**PROBLEM TO WORK ON**
Copy all the entries word for word, but omit the pictures.

[Extracted data entries]
------------

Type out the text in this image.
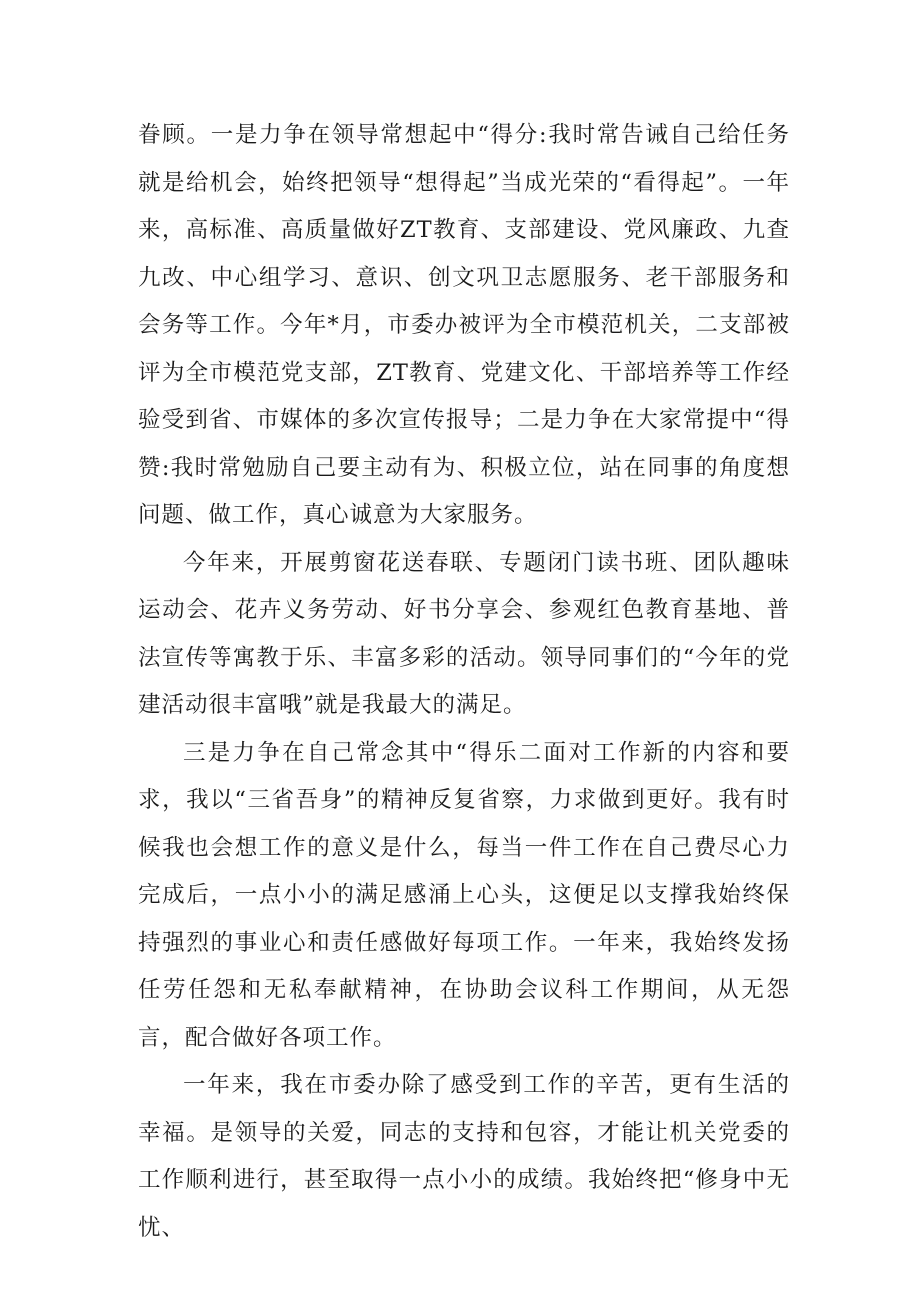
眷顾。一是力争在领导常想起中“得分:我时常告诫自己给任务就是给机会，始终把领导“想得起”当成光荣的“看得起”。一年来，高标准、高质量做好ZT教育、支部建设、党风廉政、九查九改、中心组学习、意识、创文巩卫志愿服务、老干部服务和会务等工作。今年*月，市委办被评为全市模范机关，二支部被评为全市模范党支部，ZT教育、党建文化、干部培养等工作经验受到省、市媒体的多次宣传报导；二是力争在大家常提中“得赞:我时常勉励自己要主动有为、积极立位，站在同事的角度想问题、做工作，真心诚意为大家服务。

今年来，开展剪窗花送春联、专题闭门读书班、团队趣味运动会、花卉义务劳动、好书分享会、参观红色教育基地、普法宣传等寓教于乐、丰富多彩的活动。领导同事们的“今年的党建活动很丰富哦”就是我最大的满足。

三是力争在自己常念其中“得乐二面对工作新的内容和要求，我以“三省吾身”的精神反复省察，力求做到更好。我有时候我也会想工作的意义是什么，每当一件工作在自己费尽心力完成后，一点小小的满足感涌上心头，这便足以支撑我始终保持强烈的事业心和责任感做好每项工作。一年来，我始终发扬任劳任怨和无私奉献精神，在协助会议科工作期间，从无怨言，配合做好各项工作。

一年来，我在市委办除了感受到工作的辛苦，更有生活的幸福。是领导的关爱，同志的支持和包容，才能让机关党委的工作顺利进行，甚至取得一点小小的成绩。我始终把“修身中无忧、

------------

**OUTPUT**
Type out the text in this image.
眷顾。一是力争在领导常想起中“得分:我时常告诫自己给任务就是给机会，始终把领导“想得起”当成光荣的“看得起”。一年来，高标准、高质量做好ZT教育、支部建设、党风廉政、九查九改、中心组学习、意识、创文巩卫志愿服务、老干部服务和会务等工作。今年*月，市委办被评为全市模范机关，二支部被评为全市模范党支部，ZT教育、党建文化、干部培养等工作经验受到省、市媒体的多次宣传报导；二是力争在大家常提中“得赞:我时常勉励自己要主动有为、积极立位，站在同事的角度想问题、做工作，真心诚意为大家服务。

今年来，开展剪窗花送春联、专题闭门读书班、团队趣味运动会、花卉义务劳动、好书分享会、参观红色教育基地、普法宣传等寓教于乐、丰富多彩的活动。领导同事们的“今年的党建活动很丰富哦”就是我最大的满足。

三是力争在自己常念其中“得乐二面对工作新的内容和要求，我以“三省吾身”的精神反复省察，力求做到更好。我有时候我也会想工作的意义是什么，每当一件工作在自己费尽心力完成后，一点小小的满足感涌上心头，这便足以支撑我始终保持强烈的事业心和责任感做好每项工作。一年来，我始终发扬任劳任怨和无私奉献精神，在协助会议科工作期间，从无怨言，配合做好各项工作。

一年来，我在市委办除了感受到工作的辛苦，更有生活的幸福。是领导的关爱，同志的支持和包容，才能让机关党委的工作顺利进行，甚至取得一点小小的成绩。我始终把“修身中无忧、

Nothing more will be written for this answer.